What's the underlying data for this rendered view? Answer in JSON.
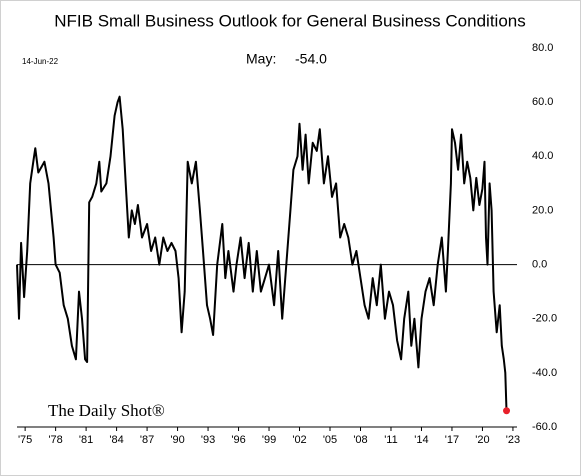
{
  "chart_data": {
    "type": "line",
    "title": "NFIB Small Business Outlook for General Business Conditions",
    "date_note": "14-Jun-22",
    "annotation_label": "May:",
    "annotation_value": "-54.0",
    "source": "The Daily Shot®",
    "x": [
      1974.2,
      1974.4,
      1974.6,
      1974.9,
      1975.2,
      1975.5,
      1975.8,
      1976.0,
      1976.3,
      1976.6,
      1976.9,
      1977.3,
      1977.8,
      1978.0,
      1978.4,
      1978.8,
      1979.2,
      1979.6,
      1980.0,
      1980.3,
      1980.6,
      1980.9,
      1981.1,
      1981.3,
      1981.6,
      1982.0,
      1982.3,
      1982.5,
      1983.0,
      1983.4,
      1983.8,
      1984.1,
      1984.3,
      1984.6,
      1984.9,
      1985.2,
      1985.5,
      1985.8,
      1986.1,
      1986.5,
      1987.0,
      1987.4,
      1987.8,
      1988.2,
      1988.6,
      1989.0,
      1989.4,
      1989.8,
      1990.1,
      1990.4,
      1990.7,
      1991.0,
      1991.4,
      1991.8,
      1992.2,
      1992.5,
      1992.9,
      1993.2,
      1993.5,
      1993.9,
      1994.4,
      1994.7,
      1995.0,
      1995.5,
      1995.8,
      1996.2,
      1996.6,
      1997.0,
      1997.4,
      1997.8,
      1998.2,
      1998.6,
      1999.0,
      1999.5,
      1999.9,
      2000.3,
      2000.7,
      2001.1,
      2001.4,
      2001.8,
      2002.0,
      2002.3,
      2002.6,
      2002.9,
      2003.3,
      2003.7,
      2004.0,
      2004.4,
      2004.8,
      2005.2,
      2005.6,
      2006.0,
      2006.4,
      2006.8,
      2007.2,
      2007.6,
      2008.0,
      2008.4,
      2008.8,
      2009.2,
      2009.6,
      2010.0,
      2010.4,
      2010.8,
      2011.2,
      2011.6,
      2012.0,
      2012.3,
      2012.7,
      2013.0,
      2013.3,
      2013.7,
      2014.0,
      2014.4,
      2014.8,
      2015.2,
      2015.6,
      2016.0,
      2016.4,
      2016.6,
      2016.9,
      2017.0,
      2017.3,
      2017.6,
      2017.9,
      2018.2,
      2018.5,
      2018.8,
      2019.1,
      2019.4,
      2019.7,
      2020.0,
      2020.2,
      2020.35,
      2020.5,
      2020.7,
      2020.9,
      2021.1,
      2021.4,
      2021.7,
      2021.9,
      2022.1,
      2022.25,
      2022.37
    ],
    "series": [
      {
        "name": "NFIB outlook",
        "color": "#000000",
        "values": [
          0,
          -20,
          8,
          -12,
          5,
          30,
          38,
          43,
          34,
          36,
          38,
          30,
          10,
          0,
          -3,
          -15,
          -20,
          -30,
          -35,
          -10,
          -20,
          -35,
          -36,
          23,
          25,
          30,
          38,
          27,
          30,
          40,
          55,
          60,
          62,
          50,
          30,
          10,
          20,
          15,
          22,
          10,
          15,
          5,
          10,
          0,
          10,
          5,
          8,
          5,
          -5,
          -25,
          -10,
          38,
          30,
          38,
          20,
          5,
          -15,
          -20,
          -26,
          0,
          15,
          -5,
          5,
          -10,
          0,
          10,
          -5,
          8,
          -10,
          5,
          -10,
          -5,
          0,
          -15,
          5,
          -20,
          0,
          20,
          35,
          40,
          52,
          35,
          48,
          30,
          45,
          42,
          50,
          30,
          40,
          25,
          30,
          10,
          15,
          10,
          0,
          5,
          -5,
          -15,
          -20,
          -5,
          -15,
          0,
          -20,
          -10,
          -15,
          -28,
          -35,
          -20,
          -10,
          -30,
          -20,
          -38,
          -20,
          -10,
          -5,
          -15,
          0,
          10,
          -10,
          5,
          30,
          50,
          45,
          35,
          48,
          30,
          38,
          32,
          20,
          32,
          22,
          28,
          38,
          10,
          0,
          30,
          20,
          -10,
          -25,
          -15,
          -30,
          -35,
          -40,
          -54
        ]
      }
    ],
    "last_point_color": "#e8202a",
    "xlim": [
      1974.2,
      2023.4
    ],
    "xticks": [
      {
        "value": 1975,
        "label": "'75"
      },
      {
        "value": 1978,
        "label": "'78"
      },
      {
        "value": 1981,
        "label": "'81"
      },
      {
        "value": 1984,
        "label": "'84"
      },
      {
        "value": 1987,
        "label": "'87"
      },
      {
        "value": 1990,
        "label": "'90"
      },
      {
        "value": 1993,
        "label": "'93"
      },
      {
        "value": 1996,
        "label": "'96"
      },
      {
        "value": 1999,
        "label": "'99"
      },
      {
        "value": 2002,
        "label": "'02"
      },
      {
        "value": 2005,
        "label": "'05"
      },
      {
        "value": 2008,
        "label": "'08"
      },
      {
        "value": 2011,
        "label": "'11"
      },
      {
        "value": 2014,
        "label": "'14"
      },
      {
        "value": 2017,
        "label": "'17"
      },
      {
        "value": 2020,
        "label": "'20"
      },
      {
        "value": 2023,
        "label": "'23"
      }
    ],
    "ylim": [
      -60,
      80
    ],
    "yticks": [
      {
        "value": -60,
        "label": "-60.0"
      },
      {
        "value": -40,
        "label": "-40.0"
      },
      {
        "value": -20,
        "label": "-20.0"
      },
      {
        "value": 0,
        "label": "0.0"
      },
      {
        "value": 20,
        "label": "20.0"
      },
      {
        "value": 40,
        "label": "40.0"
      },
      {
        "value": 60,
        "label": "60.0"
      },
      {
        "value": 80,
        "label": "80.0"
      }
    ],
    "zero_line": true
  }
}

· · ·

• Work to do
Without the pictures, print the whole listing exactly as given.

• Answer for this exercise
What's the underlying data for this rendered view? Answer in JSON.
{
  "chart_data": {
    "type": "line",
    "title": "NFIB Small Business Outlook for General Business Conditions",
    "date_note": "14-Jun-22",
    "annotation_label": "May:",
    "annotation_value": "-54.0",
    "source": "The Daily Shot®",
    "x": [
      1974.2,
      1974.4,
      1974.6,
      1974.9,
      1975.2,
      1975.5,
      1975.8,
      1976.0,
      1976.3,
      1976.6,
      1976.9,
      1977.3,
      1977.8,
      1978.0,
      1978.4,
      1978.8,
      1979.2,
      1979.6,
      1980.0,
      1980.3,
      1980.6,
      1980.9,
      1981.1,
      1981.3,
      1981.6,
      1982.0,
      1982.3,
      1982.5,
      1983.0,
      1983.4,
      1983.8,
      1984.1,
      1984.3,
      1984.6,
      1984.9,
      1985.2,
      1985.5,
      1985.8,
      1986.1,
      1986.5,
      1987.0,
      1987.4,
      1987.8,
      1988.2,
      1988.6,
      1989.0,
      1989.4,
      1989.8,
      1990.1,
      1990.4,
      1990.7,
      1991.0,
      1991.4,
      1991.8,
      1992.2,
      1992.5,
      1992.9,
      1993.2,
      1993.5,
      1993.9,
      1994.4,
      1994.7,
      1995.0,
      1995.5,
      1995.8,
      1996.2,
      1996.6,
      1997.0,
      1997.4,
      1997.8,
      1998.2,
      1998.6,
      1999.0,
      1999.5,
      1999.9,
      2000.3,
      2000.7,
      2001.1,
      2001.4,
      2001.8,
      2002.0,
      2002.3,
      2002.6,
      2002.9,
      2003.3,
      2003.7,
      2004.0,
      2004.4,
      2004.8,
      2005.2,
      2005.6,
      2006.0,
      2006.4,
      2006.8,
      2007.2,
      2007.6,
      2008.0,
      2008.4,
      2008.8,
      2009.2,
      2009.6,
      2010.0,
      2010.4,
      2010.8,
      2011.2,
      2011.6,
      2012.0,
      2012.3,
      2012.7,
      2013.0,
      2013.3,
      2013.7,
      2014.0,
      2014.4,
      2014.8,
      2015.2,
      2015.6,
      2016.0,
      2016.4,
      2016.6,
      2016.9,
      2017.0,
      2017.3,
      2017.6,
      2017.9,
      2018.2,
      2018.5,
      2018.8,
      2019.1,
      2019.4,
      2019.7,
      2020.0,
      2020.2,
      2020.35,
      2020.5,
      2020.7,
      2020.9,
      2021.1,
      2021.4,
      2021.7,
      2021.9,
      2022.1,
      2022.25,
      2022.37
    ],
    "series": [
      {
        "name": "NFIB outlook",
        "color": "#000000",
        "values": [
          0,
          -20,
          8,
          -12,
          5,
          30,
          38,
          43,
          34,
          36,
          38,
          30,
          10,
          0,
          -3,
          -15,
          -20,
          -30,
          -35,
          -10,
          -20,
          -35,
          -36,
          23,
          25,
          30,
          38,
          27,
          30,
          40,
          55,
          60,
          62,
          50,
          30,
          10,
          20,
          15,
          22,
          10,
          15,
          5,
          10,
          0,
          10,
          5,
          8,
          5,
          -5,
          -25,
          -10,
          38,
          30,
          38,
          20,
          5,
          -15,
          -20,
          -26,
          0,
          15,
          -5,
          5,
          -10,
          0,
          10,
          -5,
          8,
          -10,
          5,
          -10,
          -5,
          0,
          -15,
          5,
          -20,
          0,
          20,
          35,
          40,
          52,
          35,
          48,
          30,
          45,
          42,
          50,
          30,
          40,
          25,
          30,
          10,
          15,
          10,
          0,
          5,
          -5,
          -15,
          -20,
          -5,
          -15,
          0,
          -20,
          -10,
          -15,
          -28,
          -35,
          -20,
          -10,
          -30,
          -20,
          -38,
          -20,
          -10,
          -5,
          -15,
          0,
          10,
          -10,
          5,
          30,
          50,
          45,
          35,
          48,
          30,
          38,
          32,
          20,
          32,
          22,
          28,
          38,
          10,
          0,
          30,
          20,
          -10,
          -25,
          -15,
          -30,
          -35,
          -40,
          -54
        ]
      }
    ],
    "last_point_color": "#e8202a",
    "xlim": [
      1974.2,
      2023.4
    ],
    "xticks": [
      {
        "value": 1975,
        "label": "'75"
      },
      {
        "value": 1978,
        "label": "'78"
      },
      {
        "value": 1981,
        "label": "'81"
      },
      {
        "value": 1984,
        "label": "'84"
      },
      {
        "value": 1987,
        "label": "'87"
      },
      {
        "value": 1990,
        "label": "'90"
      },
      {
        "value": 1993,
        "label": "'93"
      },
      {
        "value": 1996,
        "label": "'96"
      },
      {
        "value": 1999,
        "label": "'99"
      },
      {
        "value": 2002,
        "label": "'02"
      },
      {
        "value": 2005,
        "label": "'05"
      },
      {
        "value": 2008,
        "label": "'08"
      },
      {
        "value": 2011,
        "label": "'11"
      },
      {
        "value": 2014,
        "label": "'14"
      },
      {
        "value": 2017,
        "label": "'17"
      },
      {
        "value": 2020,
        "label": "'20"
      },
      {
        "value": 2023,
        "label": "'23"
      }
    ],
    "ylim": [
      -60,
      80
    ],
    "yticks": [
      {
        "value": -60,
        "label": "-60.0"
      },
      {
        "value": -40,
        "label": "-40.0"
      },
      {
        "value": -20,
        "label": "-20.0"
      },
      {
        "value": 0,
        "label": "0.0"
      },
      {
        "value": 20,
        "label": "20.0"
      },
      {
        "value": 40,
        "label": "40.0"
      },
      {
        "value": 60,
        "label": "60.0"
      },
      {
        "value": 80,
        "label": "80.0"
      }
    ],
    "zero_line": true
  }
}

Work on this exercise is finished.